**Aim**
Where a line of the listing below includes the word "общество", reproduce that line.

[Collected data entries]
----

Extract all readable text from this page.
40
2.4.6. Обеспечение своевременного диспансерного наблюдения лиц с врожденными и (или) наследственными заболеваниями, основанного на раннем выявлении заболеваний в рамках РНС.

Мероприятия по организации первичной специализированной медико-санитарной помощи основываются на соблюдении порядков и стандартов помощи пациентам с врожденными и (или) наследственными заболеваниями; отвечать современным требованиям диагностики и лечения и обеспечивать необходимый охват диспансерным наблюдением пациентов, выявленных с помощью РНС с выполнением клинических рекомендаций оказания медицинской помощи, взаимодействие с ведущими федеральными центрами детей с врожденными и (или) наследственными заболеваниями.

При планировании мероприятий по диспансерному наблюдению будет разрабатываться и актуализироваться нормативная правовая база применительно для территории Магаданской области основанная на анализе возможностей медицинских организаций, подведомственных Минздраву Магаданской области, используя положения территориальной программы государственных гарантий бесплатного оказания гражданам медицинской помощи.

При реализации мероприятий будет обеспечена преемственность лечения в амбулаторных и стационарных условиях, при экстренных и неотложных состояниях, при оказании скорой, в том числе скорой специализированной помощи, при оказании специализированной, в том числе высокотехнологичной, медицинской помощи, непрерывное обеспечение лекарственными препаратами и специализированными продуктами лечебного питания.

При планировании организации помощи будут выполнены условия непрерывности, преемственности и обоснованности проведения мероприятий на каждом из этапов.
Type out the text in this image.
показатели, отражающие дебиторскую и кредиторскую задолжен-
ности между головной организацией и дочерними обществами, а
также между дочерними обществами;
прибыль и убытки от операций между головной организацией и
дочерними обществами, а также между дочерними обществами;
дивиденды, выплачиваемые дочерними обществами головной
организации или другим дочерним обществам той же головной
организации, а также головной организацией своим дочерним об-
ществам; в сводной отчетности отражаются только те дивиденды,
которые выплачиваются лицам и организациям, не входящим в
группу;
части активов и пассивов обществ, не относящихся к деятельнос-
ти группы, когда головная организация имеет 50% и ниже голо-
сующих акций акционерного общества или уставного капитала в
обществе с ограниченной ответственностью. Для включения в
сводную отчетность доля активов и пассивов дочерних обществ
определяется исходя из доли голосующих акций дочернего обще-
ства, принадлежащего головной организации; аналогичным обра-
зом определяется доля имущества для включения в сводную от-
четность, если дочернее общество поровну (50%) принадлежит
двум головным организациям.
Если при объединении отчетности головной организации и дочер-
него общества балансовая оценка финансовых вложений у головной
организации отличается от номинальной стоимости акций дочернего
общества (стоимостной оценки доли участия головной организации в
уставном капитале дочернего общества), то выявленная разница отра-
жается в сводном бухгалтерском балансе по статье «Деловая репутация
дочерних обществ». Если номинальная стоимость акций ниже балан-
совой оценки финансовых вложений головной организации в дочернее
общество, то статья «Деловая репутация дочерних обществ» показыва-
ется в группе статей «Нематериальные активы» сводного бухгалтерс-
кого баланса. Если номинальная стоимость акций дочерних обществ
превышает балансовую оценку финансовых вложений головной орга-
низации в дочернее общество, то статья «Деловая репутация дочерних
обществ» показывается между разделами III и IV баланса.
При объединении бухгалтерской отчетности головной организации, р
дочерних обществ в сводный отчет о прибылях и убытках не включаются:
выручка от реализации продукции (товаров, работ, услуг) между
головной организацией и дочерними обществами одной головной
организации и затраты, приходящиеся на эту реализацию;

----

**Answer to this task**
четность, если дочернее общество поровну (50%) принадлежит
общество, то статья «Деловая репутация дочерних обществ» показыва-
низации в дочернее общество, то статья «Деловая репутация дочерних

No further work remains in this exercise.